-- start of INPUT RECORDS --
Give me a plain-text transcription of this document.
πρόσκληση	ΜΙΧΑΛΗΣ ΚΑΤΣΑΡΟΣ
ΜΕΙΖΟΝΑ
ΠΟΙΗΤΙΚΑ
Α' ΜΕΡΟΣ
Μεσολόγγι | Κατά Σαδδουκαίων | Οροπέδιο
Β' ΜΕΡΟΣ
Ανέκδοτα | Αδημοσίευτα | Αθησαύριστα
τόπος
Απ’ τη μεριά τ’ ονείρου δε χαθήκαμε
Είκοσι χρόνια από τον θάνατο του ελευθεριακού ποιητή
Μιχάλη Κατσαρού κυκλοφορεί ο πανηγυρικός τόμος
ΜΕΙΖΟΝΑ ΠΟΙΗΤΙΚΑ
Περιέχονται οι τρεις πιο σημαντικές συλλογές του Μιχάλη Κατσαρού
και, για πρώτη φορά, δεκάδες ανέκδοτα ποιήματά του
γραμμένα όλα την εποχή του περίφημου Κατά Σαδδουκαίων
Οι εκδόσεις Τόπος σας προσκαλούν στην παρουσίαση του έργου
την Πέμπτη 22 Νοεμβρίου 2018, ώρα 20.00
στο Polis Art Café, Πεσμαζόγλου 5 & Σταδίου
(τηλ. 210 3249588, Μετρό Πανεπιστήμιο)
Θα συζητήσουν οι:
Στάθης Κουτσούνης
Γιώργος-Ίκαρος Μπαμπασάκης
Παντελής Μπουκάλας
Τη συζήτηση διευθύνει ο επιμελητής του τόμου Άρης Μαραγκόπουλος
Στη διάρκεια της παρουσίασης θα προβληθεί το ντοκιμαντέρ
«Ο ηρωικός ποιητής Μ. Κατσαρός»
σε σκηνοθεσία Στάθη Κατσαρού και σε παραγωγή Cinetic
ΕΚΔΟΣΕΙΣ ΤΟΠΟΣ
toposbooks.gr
-- end of INPUT RECORDS --
Each of the records should be retyped exactly.

Give me a plain-text transcription of this document.
πρόσκληση	ΜΙΧΑΛΗΣ ΚΑΤΣΑΡΟΣ
ΜΕΙΖΟΝΑ
ΠΟΙΗΤΙΚΑ
Α' ΜΕΡΟΣ
Μεσολόγγι | Κατά Σαδδουκαίων | Οροπέδιο
Β' ΜΕΡΟΣ
Ανέκδοτα | Αδημοσίευτα | Αθησαύριστα
τόπος
Απ’ τη μεριά τ’ ονείρου δε χαθήκαμε
Είκοσι χρόνια από τον θάνατο του ελευθεριακού ποιητή
Μιχάλη Κατσαρού κυκλοφορεί ο πανηγυρικός τόμος
ΜΕΙΖΟΝΑ ΠΟΙΗΤΙΚΑ
Περιέχονται οι τρεις πιο σημαντικές συλλογές του Μιχάλη Κατσαρού
και, για πρώτη φορά, δεκάδες ανέκδοτα ποιήματά του
γραμμένα όλα την εποχή του περίφημου Κατά Σαδδουκαίων
Οι εκδόσεις Τόπος σας προσκαλούν στην παρουσίαση του έργου
την Πέμπτη 22 Νοεμβρίου 2018, ώρα 20.00
στο Polis Art Café, Πεσμαζόγλου 5 & Σταδίου
(τηλ. 210 3249588, Μετρό Πανεπιστήμιο)
Θα συζητήσουν οι:
Στάθης Κουτσούνης
Γιώργος-Ίκαρος Μπαμπασάκης
Παντελής Μπουκάλας
Τη συζήτηση διευθύνει ο επιμελητής του τόμου Άρης Μαραγκόπουλος
Στη διάρκεια της παρουσίασης θα προβληθεί το ντοκιμαντέρ
«Ο ηρωικός ποιητής Μ. Κατσαρός»
σε σκηνοθεσία Στάθη Κατσαρού και σε παραγωγή Cinetic
ΕΚΔΟΣΕΙΣ ΤΟΠΟΣ
toposbooks.gr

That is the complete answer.